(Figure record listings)
===

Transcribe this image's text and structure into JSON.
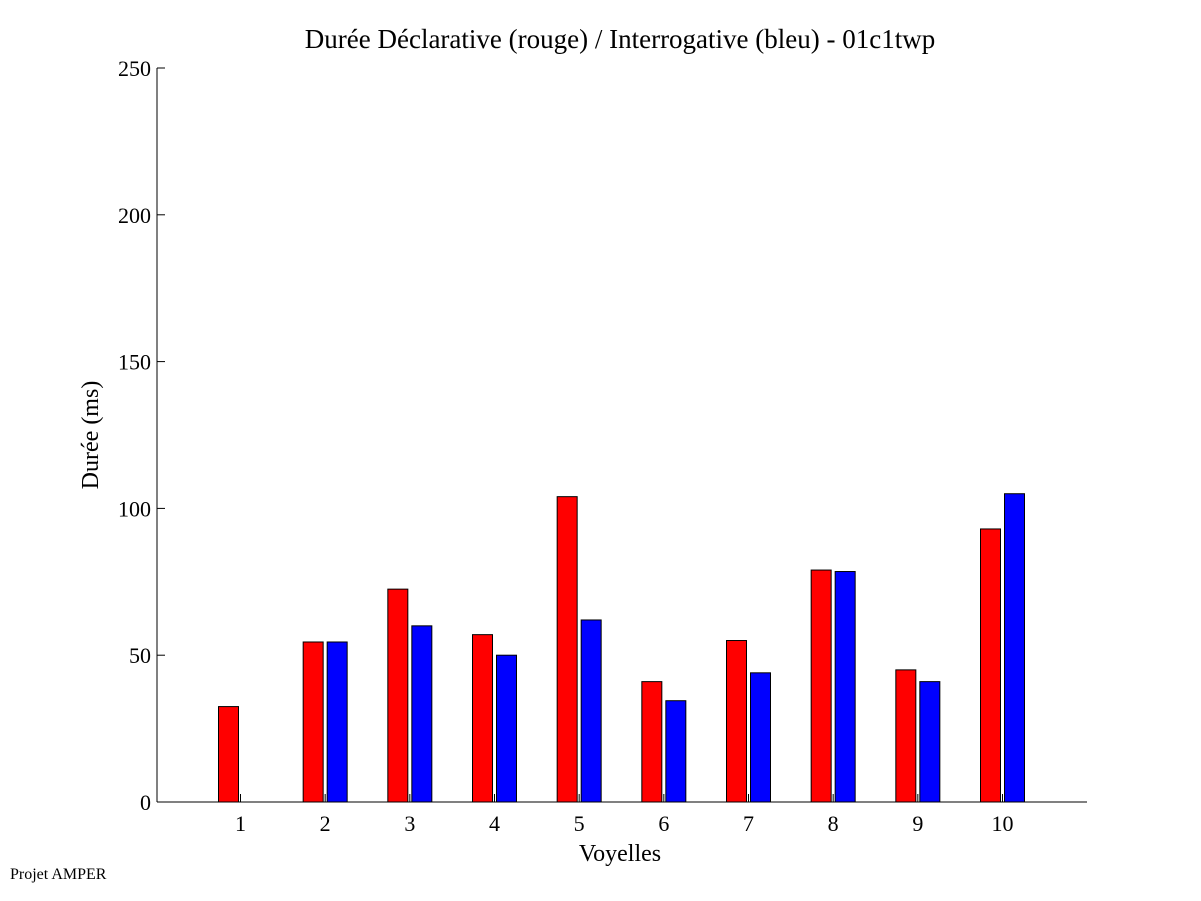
{
  "chart_data": {
    "type": "bar",
    "title": "Durée Déclarative (rouge) / Interrogative (bleu) - 01c1twp",
    "xlabel": "Voyelles",
    "ylabel": "Durée (ms)",
    "ylim": [
      0,
      250
    ],
    "yticks": [
      "0",
      "50",
      "100",
      "150",
      "200",
      "250"
    ],
    "categories": [
      "1",
      "2",
      "3",
      "4",
      "5",
      "6",
      "7",
      "8",
      "9",
      "10"
    ],
    "series": [
      {
        "color": "#ff0000",
        "values": [
          32.5,
          54.5,
          72.5,
          57,
          104,
          41,
          55,
          79,
          45,
          93
        ]
      },
      {
        "color": "#0000ff",
        "values": [
          0,
          54.5,
          60,
          50,
          62,
          34.5,
          44,
          78.5,
          41,
          105
        ]
      }
    ],
    "grid": false,
    "legend": "none"
  },
  "footer": {
    "text": "Projet AMPER"
  }
}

===

→ What this task involves:
Pick out every line holding the string "Durée" and return it.

→ Correct output:
    "title": "Durée Déclarative (rouge) / Interrogative (bleu) - 01c1twp",
    "ylabel": "Durée (ms)",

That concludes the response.